* Given problem: Some lines in the records below may hold the word "Season"; give the number of those lines and nothing else.

* Records for the task:

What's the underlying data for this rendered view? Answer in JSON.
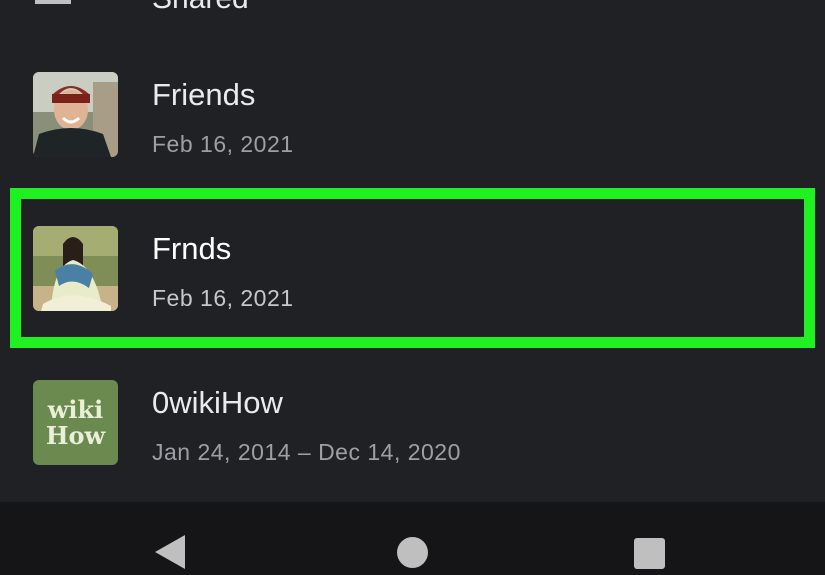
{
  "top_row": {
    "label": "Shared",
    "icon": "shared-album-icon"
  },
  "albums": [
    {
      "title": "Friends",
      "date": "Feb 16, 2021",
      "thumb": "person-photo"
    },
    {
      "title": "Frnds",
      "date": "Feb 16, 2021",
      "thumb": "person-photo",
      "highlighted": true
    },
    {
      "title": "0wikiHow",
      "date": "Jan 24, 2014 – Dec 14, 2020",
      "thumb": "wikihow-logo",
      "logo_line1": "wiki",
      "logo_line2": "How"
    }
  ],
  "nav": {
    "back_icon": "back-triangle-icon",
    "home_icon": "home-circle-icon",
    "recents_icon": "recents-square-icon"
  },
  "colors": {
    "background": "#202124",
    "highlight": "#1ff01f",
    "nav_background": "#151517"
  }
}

...

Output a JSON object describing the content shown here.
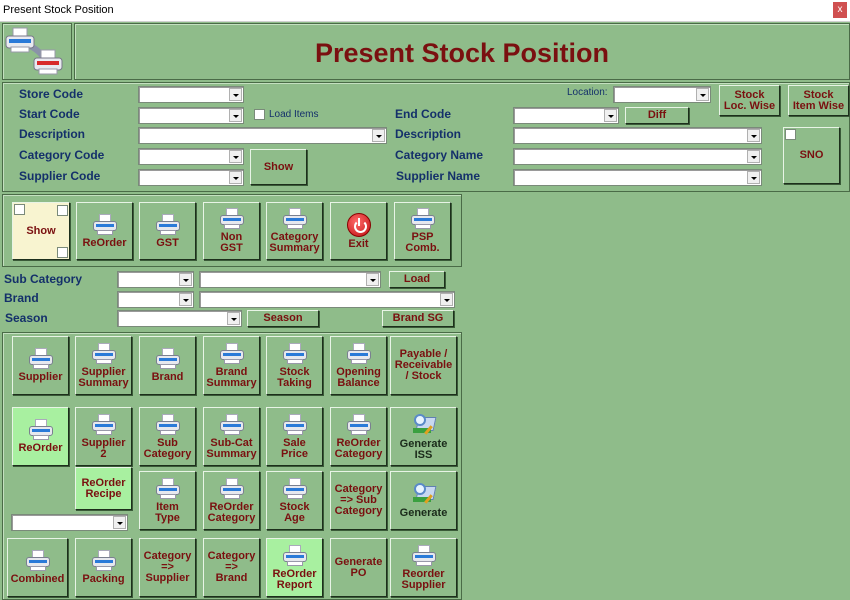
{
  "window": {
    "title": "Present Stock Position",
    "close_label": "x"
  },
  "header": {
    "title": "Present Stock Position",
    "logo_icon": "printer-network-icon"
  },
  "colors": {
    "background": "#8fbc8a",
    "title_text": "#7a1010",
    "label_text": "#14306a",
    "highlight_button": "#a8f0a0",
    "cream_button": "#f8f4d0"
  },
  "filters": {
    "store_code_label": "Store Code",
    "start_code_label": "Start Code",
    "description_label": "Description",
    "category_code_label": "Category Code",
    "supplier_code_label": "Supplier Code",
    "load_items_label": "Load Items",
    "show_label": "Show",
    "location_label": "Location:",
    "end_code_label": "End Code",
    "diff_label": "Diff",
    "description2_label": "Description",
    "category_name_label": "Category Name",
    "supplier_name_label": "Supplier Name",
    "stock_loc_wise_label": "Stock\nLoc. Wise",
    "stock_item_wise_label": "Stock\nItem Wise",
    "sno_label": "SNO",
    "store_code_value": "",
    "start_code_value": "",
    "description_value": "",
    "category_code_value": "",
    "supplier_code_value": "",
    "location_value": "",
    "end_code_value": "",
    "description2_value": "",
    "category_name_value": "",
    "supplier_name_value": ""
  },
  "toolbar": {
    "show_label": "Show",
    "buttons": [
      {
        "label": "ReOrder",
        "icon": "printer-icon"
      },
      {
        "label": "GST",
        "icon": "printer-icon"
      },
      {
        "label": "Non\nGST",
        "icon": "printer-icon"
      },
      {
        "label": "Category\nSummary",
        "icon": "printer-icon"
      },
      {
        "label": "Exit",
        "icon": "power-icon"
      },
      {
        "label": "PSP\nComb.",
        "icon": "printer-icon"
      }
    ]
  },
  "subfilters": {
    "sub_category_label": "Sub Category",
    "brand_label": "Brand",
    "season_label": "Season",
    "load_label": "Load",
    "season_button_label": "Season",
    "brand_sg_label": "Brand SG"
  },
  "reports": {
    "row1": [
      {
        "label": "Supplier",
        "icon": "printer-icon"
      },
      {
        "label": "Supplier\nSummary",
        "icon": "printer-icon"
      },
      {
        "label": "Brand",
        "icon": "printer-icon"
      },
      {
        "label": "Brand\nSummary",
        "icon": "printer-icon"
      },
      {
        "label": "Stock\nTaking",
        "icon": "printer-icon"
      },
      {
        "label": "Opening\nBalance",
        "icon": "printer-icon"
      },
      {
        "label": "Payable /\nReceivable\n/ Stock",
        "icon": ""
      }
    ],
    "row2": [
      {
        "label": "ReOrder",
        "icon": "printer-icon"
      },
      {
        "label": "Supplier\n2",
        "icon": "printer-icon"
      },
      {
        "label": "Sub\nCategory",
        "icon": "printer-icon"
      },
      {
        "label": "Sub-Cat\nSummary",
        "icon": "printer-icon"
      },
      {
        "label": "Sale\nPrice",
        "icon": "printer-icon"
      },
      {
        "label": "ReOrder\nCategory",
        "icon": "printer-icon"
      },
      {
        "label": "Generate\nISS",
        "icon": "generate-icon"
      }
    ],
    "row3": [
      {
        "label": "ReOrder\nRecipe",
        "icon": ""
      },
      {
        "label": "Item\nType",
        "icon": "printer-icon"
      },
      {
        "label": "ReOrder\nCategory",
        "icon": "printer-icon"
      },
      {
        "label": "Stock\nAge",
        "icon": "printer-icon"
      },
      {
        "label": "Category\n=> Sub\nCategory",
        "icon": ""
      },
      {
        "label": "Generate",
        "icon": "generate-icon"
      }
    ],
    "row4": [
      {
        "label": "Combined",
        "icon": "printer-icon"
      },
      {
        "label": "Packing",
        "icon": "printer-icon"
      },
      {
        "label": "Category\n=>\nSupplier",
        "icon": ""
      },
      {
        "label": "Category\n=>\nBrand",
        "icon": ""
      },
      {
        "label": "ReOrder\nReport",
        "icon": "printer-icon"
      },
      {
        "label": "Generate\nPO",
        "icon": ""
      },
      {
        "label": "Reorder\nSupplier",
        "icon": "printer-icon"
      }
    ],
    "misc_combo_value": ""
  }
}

* Solution: 2